- [WORK TO DO]: Starting at the line that contains "Give bounding boxes" and stopping after the line that contains "y-axis-tick-label: −0.40 —", recast those lines as a Markdown table with the columns No. and Line. Number each line in order and leave out any blank lines.

# DATASET ENTRIES start

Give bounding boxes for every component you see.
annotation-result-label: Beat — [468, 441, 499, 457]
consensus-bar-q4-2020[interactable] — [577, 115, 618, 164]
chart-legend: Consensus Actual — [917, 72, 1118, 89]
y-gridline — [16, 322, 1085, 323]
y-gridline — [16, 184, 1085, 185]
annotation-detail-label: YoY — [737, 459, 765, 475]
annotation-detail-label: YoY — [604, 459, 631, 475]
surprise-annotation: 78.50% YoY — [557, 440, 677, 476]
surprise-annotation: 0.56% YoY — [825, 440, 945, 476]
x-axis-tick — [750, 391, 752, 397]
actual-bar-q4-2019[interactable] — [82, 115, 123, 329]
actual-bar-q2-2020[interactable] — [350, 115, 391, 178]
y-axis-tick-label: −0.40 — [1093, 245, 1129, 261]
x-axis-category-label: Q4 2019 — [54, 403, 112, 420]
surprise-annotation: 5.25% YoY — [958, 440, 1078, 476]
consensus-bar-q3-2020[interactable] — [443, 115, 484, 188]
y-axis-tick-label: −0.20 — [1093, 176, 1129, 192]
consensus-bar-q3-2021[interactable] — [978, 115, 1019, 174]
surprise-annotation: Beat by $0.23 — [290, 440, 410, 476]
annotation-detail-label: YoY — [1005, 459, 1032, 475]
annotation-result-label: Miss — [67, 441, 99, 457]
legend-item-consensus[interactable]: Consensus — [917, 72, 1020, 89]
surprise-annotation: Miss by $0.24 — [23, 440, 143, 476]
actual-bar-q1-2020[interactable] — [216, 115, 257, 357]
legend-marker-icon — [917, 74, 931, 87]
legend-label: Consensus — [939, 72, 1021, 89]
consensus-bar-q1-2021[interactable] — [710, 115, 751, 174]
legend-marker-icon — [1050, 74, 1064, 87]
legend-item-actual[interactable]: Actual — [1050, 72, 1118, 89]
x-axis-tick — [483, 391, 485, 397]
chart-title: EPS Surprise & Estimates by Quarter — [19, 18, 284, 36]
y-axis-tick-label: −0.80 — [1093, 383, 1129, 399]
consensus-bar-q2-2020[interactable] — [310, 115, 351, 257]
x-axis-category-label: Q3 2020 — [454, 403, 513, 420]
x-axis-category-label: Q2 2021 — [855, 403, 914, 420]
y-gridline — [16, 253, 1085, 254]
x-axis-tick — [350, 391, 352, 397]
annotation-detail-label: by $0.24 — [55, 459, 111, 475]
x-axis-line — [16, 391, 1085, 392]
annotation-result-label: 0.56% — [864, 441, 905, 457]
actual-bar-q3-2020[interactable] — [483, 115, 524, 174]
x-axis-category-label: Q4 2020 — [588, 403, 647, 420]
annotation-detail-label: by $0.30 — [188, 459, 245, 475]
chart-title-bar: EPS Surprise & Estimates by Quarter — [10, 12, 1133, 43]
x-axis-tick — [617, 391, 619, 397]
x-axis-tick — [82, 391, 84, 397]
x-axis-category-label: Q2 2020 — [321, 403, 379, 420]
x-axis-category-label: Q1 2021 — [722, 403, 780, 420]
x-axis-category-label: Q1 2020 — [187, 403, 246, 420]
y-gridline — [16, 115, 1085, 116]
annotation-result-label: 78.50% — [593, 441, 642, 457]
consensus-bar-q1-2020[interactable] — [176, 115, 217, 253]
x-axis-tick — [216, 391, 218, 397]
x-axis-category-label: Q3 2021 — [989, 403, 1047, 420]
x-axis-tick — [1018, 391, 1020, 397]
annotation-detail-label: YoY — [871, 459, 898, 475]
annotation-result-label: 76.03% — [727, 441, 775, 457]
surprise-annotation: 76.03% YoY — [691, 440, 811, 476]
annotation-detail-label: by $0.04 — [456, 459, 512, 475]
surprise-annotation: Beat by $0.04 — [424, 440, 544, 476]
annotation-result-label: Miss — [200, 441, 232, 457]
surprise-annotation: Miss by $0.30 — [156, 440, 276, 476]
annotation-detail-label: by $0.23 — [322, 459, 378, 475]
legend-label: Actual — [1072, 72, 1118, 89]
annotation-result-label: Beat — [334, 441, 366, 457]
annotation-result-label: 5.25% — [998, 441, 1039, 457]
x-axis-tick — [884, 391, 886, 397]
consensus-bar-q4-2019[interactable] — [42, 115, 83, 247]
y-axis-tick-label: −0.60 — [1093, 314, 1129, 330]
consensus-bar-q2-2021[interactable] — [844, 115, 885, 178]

# DATASET ENTRIES end
# DATASET ENTRIES start

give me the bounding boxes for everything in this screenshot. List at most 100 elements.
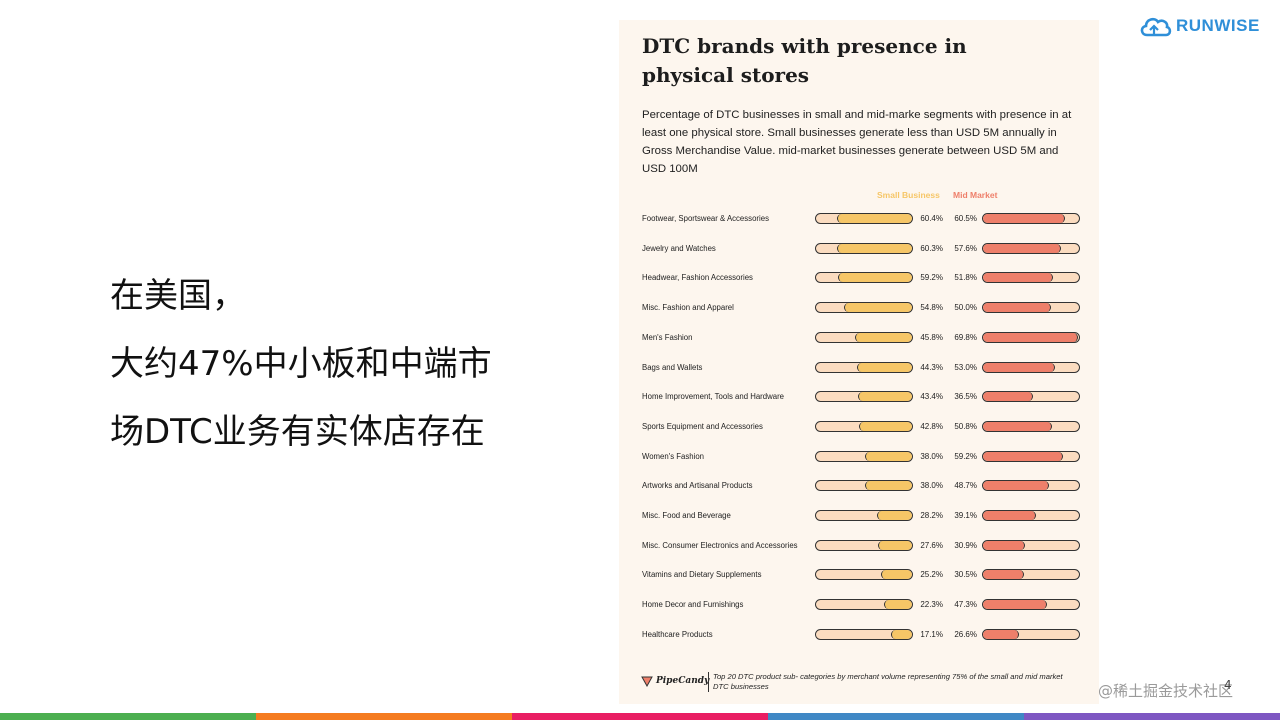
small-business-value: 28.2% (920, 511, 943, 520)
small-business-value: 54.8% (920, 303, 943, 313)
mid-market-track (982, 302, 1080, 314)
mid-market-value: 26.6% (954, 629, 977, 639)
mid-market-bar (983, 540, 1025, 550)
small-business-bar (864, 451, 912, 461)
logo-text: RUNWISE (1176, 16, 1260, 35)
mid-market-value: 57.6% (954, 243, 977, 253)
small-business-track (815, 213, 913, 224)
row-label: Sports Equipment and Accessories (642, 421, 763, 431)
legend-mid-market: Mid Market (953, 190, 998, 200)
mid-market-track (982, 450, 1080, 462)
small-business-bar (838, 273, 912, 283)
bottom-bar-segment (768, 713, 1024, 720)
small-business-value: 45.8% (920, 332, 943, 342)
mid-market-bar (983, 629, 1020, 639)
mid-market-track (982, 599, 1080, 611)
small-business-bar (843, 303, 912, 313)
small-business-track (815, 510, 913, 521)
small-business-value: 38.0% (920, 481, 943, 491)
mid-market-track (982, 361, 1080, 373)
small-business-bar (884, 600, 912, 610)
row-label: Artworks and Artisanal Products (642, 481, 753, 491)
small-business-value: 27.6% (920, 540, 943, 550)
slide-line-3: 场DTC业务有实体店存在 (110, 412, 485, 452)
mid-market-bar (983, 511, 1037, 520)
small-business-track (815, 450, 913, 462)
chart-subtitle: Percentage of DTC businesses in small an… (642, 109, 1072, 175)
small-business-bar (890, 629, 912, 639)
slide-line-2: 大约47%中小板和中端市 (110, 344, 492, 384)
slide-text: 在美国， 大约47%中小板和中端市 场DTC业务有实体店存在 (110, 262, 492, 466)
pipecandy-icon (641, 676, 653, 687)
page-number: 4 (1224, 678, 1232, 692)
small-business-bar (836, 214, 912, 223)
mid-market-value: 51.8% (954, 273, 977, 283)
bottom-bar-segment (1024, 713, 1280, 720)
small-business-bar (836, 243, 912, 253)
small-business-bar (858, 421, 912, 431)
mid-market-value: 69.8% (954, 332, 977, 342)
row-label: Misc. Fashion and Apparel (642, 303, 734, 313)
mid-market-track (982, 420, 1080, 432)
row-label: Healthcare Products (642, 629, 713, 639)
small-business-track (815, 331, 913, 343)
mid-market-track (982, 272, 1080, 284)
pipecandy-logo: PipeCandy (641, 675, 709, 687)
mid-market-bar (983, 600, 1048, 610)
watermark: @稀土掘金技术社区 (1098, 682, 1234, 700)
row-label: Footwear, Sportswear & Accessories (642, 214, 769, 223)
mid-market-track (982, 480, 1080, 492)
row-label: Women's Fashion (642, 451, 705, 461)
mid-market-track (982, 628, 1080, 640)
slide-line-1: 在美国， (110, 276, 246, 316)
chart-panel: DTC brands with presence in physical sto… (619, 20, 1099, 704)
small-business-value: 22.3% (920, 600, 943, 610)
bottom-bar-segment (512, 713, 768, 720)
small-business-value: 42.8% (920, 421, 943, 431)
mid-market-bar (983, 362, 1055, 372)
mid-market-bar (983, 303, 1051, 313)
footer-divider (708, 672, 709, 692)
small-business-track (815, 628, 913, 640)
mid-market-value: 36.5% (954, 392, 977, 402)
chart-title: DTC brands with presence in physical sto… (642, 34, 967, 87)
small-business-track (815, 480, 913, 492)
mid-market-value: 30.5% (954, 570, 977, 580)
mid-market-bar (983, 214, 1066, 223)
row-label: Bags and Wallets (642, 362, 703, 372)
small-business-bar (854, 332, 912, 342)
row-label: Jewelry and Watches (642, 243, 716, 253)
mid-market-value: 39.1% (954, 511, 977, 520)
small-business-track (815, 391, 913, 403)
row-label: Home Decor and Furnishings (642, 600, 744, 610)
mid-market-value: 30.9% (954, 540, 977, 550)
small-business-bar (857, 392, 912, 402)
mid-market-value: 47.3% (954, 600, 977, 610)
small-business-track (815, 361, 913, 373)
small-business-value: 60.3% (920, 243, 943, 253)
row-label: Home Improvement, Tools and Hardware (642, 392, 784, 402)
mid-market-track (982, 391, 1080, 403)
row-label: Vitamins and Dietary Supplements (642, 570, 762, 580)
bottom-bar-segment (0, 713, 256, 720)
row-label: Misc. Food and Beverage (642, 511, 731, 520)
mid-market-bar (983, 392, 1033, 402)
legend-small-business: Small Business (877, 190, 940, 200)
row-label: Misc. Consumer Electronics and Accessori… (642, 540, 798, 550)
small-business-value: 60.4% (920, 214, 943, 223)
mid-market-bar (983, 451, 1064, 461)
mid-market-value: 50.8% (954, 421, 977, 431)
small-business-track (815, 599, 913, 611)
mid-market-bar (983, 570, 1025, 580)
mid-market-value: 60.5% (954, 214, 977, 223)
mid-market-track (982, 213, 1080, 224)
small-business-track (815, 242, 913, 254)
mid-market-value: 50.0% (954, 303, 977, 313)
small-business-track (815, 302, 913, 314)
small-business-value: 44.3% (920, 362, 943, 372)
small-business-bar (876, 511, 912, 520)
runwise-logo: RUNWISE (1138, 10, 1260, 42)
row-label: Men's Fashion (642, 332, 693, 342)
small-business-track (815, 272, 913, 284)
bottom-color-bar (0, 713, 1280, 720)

# DATASET ENTRIES end
# DATASET ENTRIES start

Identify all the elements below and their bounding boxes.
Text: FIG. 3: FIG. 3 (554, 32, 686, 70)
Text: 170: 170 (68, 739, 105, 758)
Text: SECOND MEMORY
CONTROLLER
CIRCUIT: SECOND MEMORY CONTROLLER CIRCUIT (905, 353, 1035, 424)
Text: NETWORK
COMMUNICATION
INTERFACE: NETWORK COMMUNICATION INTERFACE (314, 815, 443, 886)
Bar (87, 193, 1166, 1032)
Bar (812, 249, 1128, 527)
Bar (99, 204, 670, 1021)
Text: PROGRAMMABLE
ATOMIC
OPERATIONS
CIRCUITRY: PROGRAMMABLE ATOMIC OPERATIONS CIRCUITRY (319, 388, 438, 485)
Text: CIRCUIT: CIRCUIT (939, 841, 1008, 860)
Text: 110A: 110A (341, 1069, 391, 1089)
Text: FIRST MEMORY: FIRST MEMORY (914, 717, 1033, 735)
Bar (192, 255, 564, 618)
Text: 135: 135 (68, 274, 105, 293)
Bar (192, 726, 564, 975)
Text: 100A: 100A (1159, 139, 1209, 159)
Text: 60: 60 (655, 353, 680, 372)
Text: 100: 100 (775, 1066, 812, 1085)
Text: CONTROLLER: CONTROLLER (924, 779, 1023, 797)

# DATASET ENTRIES end

- [SOLVED PROBLEM]:
| No. | Line |
|---|---|
| 1 | Give bounding boxes for every component you see. |
| 2 | annotation-result-label: Beat — [468, 441, 499, 457] |
| 3 | consensus-bar-q4-2020[interactable] — [577, 115, 618, 164] |
| 4 | chart-legend: Consensus Actual — [917, 72, 1118, 89] |
| 5 | y-gridline — [16, 322, 1085, 323] |
| 6 | y-gridline — [16, 184, 1085, 185] |
| 7 | annotation-detail-label: YoY — [737, 459, 765, 475] |
| 8 | annotation-detail-label: YoY — [604, 459, 631, 475] |
| 9 | surprise-annotation: 78.50% YoY — [557, 440, 677, 476] |
| 10 | surprise-annotation: 0.56% YoY — [825, 440, 945, 476] |
| 11 | x-axis-tick — [750, 391, 752, 397] |
| 12 | actual-bar-q4-2019[interactable] — [82, 115, 123, 329] |
| 13 | actual-bar-q2-2020[interactable] — [350, 115, 391, 178] |
| 14 | y-axis-tick-label: −0.40 — [1093, 245, 1129, 261] |